- _Work to do_
Take the records underneath and set them down exactly.
-*-
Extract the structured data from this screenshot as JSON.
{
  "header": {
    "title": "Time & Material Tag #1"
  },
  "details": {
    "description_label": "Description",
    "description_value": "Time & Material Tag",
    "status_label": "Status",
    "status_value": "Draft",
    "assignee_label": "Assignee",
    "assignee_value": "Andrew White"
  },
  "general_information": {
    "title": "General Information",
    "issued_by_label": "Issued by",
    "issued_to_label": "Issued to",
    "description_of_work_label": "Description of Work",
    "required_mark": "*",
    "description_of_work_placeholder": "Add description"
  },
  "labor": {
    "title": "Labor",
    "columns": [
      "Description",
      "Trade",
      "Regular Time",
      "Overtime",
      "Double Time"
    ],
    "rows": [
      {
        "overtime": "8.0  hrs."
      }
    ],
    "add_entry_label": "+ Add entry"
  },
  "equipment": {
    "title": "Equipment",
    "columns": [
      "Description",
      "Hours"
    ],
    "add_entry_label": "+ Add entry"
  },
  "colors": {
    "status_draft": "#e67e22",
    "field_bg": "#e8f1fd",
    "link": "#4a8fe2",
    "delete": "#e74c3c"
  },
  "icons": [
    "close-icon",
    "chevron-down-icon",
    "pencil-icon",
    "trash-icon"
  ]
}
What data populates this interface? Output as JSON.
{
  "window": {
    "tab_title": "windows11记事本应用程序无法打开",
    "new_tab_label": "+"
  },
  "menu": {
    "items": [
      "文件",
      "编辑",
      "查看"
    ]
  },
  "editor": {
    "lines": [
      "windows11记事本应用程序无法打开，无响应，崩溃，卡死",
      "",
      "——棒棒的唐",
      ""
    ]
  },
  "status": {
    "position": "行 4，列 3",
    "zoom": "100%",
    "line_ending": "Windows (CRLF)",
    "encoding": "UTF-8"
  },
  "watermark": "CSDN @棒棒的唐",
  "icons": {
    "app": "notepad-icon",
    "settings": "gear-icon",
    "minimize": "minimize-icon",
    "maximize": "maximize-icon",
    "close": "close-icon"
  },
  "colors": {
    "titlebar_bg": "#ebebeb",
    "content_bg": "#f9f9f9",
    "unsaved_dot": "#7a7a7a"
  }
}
-*-
- _Expected answer_
Extract the structured data from this screenshot as JSON.
{
  "header": {
    "title": "Time & Material Tag #1"
  },
  "details": {
    "description_label": "Description",
    "description_value": "Time & Material Tag",
    "status_label": "Status",
    "status_value": "Draft",
    "assignee_label": "Assignee",
    "assignee_value": "Andrew White"
  },
  "general_information": {
    "title": "General Information",
    "issued_by_label": "Issued by",
    "issued_to_label": "Issued to",
    "description_of_work_label": "Description of Work",
    "required_mark": "*",
    "description_of_work_placeholder": "Add description"
  },
  "labor": {
    "title": "Labor",
    "columns": [
      "Description",
      "Trade",
      "Regular Time",
      "Overtime",
      "Double Time"
    ],
    "rows": [
      {
        "overtime": "8.0  hrs."
      }
    ],
    "add_entry_label": "+ Add entry"
  },
  "equipment": {
    "title": "Equipment",
    "columns": [
      "Description",
      "Hours"
    ],
    "add_entry_label": "+ Add entry"
  },
  "colors": {
    "status_draft": "#e67e22",
    "field_bg": "#e8f1fd",
    "link": "#4a8fe2",
    "delete": "#e74c3c"
  },
  "icons": [
    "close-icon",
    "chevron-down-icon",
    "pencil-icon",
    "trash-icon"
  ]
}
What data populates this interface? Output as JSON.
{
  "window": {
    "tab_title": "windows11记事本应用程序无法打开",
    "new_tab_label": "+"
  },
  "menu": {
    "items": [
      "文件",
      "编辑",
      "查看"
    ]
  },
  "editor": {
    "lines": [
      "windows11记事本应用程序无法打开，无响应，崩溃，卡死",
      "",
      "——棒棒的唐",
      ""
    ]
  },
  "status": {
    "position": "行 4，列 3",
    "zoom": "100%",
    "line_ending": "Windows (CRLF)",
    "encoding": "UTF-8"
  },
  "watermark": "CSDN @棒棒的唐",
  "icons": {
    "app": "notepad-icon",
    "settings": "gear-icon",
    "minimize": "minimize-icon",
    "maximize": "maximize-icon",
    "close": "close-icon"
  },
  "colors": {
    "titlebar_bg": "#ebebeb",
    "content_bg": "#f9f9f9",
    "unsaved_dot": "#7a7a7a"
  }
}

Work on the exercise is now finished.